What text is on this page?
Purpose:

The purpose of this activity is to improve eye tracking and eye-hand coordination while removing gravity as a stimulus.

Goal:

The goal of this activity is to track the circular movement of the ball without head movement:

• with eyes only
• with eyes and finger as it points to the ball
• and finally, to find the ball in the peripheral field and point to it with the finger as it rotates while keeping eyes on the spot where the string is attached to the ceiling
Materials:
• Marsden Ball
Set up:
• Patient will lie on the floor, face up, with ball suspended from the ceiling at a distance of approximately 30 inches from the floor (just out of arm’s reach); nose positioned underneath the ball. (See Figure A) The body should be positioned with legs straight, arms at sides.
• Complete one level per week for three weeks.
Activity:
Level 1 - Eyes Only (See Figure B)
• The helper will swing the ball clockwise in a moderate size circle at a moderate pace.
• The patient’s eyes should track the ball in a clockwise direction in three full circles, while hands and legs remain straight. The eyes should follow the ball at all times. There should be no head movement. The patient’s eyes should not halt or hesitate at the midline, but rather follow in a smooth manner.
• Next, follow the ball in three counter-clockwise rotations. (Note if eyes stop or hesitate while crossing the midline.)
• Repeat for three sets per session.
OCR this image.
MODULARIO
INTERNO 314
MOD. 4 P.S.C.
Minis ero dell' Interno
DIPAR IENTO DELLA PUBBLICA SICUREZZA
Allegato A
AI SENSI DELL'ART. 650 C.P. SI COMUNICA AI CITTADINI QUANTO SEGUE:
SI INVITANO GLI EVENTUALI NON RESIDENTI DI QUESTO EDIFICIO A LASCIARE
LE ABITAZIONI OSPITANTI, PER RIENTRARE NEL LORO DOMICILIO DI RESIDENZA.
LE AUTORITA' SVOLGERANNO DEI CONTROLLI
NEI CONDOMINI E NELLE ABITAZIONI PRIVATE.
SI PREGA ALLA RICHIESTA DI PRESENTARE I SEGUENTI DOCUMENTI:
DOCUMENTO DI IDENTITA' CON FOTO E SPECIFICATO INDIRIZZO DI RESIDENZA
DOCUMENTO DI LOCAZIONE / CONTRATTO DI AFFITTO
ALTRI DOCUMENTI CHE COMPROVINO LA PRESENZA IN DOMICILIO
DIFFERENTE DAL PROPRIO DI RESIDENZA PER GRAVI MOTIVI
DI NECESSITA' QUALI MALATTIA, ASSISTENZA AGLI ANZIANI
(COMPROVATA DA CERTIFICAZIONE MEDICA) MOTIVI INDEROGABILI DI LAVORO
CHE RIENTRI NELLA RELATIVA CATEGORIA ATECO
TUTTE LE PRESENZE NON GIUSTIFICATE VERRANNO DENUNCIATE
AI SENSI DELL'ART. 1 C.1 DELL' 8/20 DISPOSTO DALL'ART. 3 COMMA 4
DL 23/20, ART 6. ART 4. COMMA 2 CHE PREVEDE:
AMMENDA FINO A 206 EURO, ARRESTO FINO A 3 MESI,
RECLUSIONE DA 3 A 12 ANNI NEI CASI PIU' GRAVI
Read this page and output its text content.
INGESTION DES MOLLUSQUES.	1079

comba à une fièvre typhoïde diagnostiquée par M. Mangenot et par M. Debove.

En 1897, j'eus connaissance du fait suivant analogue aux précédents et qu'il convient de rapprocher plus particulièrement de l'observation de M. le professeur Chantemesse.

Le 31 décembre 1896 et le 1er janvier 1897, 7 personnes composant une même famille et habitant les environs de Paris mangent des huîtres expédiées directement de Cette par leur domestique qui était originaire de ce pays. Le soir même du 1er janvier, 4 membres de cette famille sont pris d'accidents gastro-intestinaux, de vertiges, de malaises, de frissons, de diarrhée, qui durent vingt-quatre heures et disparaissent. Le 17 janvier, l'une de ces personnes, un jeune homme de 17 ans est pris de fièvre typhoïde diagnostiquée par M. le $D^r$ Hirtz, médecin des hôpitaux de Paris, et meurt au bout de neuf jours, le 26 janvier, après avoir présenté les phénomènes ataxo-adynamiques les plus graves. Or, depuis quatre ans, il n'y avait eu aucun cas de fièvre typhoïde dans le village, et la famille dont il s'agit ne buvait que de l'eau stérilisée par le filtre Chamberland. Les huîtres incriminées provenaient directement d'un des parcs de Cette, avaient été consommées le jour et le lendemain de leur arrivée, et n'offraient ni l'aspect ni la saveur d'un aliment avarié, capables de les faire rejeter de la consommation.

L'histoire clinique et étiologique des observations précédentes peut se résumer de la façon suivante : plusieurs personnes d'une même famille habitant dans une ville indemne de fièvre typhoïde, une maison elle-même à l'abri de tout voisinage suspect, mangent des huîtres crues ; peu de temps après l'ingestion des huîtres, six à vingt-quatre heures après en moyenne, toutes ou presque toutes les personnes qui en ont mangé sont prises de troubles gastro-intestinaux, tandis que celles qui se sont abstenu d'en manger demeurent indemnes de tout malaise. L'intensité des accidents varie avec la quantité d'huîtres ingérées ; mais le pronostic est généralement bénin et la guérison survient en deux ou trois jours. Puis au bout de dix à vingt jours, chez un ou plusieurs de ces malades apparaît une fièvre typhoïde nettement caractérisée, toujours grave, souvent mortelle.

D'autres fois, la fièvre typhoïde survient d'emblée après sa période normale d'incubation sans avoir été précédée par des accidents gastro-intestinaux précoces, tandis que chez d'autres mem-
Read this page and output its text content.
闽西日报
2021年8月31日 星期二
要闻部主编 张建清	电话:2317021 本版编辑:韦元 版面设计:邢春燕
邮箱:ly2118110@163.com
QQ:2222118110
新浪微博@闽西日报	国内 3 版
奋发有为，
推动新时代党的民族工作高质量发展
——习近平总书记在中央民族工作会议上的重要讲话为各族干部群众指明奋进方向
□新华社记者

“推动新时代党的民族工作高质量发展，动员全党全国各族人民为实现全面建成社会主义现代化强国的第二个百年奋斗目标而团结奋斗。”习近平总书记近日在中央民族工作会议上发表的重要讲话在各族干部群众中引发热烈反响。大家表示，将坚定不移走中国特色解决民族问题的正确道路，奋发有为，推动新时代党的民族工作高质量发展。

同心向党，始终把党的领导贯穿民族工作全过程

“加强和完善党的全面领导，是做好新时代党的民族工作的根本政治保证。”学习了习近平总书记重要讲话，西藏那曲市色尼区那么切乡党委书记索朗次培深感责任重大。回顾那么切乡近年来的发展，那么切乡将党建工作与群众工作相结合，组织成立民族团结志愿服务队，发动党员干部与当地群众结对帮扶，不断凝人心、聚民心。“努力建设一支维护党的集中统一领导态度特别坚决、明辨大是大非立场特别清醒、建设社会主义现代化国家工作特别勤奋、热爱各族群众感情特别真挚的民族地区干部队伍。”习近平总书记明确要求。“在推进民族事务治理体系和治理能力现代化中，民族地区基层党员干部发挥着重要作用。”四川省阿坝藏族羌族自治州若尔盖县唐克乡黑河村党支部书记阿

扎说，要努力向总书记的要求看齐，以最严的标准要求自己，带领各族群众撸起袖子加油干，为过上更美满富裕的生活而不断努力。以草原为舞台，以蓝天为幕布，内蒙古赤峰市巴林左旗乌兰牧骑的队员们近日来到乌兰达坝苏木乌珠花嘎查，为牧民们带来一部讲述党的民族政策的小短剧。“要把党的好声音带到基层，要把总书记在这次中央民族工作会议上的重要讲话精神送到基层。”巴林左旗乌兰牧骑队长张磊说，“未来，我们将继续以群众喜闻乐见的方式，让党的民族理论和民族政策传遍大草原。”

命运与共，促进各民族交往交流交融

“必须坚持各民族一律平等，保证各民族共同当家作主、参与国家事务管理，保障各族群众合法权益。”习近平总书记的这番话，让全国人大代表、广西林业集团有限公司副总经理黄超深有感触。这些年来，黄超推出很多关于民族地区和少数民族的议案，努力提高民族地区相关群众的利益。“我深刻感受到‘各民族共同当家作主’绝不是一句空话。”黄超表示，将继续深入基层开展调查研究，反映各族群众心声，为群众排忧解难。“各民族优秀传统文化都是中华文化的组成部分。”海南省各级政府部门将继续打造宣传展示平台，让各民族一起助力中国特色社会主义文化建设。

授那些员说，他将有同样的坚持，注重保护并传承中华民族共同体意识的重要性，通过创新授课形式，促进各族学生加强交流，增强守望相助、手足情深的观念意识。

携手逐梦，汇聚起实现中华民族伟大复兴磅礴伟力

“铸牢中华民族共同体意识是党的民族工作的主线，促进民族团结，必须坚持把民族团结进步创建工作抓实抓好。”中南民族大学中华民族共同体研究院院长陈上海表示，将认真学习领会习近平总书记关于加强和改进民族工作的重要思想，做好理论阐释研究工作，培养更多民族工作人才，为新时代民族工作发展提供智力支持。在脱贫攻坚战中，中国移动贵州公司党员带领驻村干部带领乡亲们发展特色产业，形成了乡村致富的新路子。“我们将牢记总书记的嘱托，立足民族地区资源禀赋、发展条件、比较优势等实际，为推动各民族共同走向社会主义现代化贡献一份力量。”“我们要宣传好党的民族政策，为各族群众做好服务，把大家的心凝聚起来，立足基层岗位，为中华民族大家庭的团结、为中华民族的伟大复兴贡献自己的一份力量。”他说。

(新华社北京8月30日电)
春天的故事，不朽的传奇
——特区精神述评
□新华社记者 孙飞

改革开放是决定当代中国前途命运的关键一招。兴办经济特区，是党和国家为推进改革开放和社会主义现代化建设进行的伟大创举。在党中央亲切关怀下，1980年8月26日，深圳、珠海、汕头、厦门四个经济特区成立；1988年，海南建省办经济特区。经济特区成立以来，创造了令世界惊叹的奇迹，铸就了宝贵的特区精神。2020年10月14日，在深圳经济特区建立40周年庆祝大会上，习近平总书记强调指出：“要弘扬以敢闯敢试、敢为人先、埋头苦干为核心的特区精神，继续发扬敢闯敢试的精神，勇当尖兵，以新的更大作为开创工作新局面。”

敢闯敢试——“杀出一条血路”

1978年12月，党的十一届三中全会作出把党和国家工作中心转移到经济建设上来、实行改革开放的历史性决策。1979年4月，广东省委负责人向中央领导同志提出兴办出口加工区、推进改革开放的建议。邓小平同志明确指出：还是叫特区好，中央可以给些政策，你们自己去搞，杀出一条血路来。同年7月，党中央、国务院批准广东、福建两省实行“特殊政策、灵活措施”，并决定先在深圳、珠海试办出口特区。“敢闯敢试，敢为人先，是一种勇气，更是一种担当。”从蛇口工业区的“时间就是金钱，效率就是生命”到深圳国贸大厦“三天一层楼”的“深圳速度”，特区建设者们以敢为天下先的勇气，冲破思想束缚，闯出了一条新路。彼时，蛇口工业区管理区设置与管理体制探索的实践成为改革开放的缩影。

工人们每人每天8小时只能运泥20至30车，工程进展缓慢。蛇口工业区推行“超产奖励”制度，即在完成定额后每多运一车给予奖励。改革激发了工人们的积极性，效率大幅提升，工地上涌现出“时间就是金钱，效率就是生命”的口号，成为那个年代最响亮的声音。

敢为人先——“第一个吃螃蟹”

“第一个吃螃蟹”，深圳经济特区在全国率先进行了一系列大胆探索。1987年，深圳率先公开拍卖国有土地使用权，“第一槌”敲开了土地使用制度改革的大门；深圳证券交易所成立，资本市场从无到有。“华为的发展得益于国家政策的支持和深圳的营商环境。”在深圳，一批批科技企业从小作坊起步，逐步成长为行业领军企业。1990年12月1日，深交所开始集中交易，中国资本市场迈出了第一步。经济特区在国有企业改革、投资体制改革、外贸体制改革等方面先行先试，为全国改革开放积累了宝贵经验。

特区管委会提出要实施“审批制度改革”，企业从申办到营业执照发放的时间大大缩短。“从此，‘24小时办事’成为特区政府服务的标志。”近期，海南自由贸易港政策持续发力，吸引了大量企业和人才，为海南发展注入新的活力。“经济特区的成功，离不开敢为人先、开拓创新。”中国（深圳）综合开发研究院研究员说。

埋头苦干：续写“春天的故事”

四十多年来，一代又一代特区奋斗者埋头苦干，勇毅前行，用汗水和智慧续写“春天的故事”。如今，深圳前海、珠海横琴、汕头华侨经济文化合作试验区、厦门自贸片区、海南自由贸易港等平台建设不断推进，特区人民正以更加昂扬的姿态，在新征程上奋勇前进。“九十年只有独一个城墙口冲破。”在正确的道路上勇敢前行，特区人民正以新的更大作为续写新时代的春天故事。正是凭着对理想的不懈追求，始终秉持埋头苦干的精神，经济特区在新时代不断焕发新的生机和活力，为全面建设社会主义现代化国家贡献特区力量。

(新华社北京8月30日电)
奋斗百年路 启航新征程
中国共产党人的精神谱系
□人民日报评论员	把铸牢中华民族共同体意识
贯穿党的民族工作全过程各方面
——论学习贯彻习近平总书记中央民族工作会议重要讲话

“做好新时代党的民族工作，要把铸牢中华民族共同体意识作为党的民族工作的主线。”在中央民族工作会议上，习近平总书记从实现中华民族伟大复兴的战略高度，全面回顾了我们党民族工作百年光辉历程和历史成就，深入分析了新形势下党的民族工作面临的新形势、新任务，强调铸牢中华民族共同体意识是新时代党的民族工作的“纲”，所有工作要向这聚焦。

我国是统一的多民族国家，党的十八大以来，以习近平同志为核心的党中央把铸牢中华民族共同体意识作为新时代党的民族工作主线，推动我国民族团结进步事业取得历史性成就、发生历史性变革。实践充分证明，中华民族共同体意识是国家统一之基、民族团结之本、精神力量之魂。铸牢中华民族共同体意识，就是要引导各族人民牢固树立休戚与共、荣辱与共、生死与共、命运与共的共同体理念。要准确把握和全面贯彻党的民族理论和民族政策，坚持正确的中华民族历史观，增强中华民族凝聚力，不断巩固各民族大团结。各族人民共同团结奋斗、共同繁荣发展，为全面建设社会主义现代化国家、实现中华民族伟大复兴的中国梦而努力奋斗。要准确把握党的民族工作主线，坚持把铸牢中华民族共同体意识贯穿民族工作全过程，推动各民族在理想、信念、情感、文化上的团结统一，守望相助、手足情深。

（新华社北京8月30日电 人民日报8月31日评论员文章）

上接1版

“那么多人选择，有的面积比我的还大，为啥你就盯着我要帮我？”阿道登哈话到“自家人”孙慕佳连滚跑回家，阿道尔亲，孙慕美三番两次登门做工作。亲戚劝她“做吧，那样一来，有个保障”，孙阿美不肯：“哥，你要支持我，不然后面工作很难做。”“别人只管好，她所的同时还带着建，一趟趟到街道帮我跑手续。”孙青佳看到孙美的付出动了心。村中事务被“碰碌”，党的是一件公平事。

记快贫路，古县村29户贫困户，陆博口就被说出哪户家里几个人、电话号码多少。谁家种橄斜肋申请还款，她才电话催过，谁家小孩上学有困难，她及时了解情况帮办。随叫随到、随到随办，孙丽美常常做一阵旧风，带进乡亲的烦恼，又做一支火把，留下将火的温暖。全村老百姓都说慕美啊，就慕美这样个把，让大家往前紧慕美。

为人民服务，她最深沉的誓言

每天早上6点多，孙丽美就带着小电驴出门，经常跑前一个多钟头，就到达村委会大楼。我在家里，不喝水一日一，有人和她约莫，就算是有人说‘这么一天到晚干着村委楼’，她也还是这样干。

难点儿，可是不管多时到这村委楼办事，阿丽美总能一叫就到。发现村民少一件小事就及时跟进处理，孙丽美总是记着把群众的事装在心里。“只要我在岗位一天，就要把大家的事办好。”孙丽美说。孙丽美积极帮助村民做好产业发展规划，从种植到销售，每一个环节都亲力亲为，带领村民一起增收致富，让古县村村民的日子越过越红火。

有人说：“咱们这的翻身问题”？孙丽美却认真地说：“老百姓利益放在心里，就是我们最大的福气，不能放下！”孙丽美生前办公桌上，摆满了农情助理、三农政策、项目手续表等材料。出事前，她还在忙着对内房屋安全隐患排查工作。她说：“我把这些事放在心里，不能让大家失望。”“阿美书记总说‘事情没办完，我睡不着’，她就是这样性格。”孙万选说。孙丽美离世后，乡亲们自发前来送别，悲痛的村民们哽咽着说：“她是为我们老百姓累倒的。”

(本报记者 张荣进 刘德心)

## What the exercise asks
Copy out every line where the word "ABITAZIONI" occurs.

## Reply
LE ABITAZIONI OSPITANTI, PER RIENTRARE NEL LORO DOMICILIO DI RESIDENZA.
NEI CONDOMINI E NELLE ABITAZIONI PRIVATE.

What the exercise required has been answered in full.